## Source material:
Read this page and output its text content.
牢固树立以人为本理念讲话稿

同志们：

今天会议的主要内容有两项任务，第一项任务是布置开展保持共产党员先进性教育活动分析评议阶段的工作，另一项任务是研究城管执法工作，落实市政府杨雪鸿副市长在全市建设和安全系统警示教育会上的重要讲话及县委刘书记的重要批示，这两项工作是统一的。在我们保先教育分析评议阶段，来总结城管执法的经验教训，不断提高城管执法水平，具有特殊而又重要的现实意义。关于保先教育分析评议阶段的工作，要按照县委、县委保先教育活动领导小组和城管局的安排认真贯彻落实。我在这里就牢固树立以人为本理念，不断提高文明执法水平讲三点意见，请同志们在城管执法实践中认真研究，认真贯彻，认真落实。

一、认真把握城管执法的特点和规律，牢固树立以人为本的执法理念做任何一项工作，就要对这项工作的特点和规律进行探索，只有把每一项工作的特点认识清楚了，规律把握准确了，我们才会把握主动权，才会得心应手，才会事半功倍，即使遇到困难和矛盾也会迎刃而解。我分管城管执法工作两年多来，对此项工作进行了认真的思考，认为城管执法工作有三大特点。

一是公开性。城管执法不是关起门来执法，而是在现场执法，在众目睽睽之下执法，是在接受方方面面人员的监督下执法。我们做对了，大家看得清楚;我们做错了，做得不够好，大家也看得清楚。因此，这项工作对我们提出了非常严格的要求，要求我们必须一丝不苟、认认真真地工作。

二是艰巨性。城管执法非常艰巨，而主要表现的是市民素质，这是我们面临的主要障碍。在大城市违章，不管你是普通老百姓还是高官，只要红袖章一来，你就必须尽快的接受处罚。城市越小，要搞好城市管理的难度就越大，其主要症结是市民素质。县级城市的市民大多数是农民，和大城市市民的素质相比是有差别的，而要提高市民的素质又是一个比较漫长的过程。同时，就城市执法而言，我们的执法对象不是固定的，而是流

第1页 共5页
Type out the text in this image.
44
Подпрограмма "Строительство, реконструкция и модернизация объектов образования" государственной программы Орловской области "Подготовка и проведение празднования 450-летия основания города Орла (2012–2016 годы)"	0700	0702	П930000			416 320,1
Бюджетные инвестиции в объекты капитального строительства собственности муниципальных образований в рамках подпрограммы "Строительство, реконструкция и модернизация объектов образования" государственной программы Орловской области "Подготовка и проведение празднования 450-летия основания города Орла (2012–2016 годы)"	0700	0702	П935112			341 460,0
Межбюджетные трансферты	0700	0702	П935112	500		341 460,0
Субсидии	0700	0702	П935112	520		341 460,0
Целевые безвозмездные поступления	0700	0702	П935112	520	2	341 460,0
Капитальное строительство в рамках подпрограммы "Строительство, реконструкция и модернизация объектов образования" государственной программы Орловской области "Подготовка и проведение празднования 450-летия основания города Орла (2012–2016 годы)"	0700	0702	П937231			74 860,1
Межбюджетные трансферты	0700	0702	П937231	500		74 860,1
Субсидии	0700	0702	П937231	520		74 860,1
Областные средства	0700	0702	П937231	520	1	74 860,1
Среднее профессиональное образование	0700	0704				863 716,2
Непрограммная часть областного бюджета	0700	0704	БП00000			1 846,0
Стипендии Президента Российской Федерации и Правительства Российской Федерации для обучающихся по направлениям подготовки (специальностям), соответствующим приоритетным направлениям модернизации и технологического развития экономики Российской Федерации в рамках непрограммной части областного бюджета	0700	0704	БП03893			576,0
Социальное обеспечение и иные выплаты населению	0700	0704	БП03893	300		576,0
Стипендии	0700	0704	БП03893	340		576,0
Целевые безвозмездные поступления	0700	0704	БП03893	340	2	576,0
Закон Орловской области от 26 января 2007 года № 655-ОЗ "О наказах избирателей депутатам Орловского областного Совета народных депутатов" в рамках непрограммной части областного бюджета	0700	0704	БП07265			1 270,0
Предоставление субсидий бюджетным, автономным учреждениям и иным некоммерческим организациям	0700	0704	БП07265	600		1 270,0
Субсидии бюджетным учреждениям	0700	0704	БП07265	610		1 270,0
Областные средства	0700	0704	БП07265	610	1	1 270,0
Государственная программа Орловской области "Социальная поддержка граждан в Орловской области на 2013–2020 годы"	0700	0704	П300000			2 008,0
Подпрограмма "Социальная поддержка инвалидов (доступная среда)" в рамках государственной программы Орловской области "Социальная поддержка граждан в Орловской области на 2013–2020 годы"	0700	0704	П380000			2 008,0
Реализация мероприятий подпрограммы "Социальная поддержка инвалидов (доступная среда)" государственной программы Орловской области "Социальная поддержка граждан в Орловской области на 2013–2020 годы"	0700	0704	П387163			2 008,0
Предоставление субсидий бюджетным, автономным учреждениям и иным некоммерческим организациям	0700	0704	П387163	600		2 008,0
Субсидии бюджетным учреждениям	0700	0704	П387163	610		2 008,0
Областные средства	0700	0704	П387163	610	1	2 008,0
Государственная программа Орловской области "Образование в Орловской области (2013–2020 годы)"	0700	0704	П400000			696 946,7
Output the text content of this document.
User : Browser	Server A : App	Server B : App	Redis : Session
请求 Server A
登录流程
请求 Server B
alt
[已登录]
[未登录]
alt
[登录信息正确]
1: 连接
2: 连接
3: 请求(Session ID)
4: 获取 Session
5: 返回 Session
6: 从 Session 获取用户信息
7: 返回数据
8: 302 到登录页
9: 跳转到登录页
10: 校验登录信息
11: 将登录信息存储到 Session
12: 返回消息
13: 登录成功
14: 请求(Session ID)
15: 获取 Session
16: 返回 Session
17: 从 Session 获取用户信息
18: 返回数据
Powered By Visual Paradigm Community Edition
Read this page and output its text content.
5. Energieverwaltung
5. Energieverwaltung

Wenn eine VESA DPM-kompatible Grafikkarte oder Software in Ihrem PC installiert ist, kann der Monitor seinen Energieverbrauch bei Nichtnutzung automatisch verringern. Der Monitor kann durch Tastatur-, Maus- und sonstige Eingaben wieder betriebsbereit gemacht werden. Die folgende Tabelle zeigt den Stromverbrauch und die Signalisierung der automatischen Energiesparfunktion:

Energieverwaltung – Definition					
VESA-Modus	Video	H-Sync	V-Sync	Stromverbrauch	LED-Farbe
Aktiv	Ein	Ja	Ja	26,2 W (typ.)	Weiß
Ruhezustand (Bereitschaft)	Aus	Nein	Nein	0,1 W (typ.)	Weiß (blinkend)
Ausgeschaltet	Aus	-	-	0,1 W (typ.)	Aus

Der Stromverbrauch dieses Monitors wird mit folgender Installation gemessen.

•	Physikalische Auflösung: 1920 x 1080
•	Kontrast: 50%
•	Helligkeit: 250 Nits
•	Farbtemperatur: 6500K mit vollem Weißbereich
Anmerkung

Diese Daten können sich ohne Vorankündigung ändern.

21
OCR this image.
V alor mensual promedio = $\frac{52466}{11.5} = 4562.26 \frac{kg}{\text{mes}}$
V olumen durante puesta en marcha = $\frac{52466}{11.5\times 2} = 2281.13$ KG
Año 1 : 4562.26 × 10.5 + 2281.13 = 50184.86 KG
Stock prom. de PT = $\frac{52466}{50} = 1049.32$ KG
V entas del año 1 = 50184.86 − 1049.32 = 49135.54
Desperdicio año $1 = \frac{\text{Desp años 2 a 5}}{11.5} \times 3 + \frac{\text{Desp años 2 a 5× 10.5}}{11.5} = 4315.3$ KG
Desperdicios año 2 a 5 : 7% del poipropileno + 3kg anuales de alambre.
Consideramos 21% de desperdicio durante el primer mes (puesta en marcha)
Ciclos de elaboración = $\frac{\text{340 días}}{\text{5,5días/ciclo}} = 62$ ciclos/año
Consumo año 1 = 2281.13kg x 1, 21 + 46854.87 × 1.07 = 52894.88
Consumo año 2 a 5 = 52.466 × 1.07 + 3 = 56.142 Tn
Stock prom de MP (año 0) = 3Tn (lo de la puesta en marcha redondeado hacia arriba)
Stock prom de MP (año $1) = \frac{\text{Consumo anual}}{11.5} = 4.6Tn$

## The request:
Scan the lines for the string "获取用户信息". Pick out every line that has it.

## Result:
6: 从 Session 获取用户信息
17: 从 Session 获取用户信息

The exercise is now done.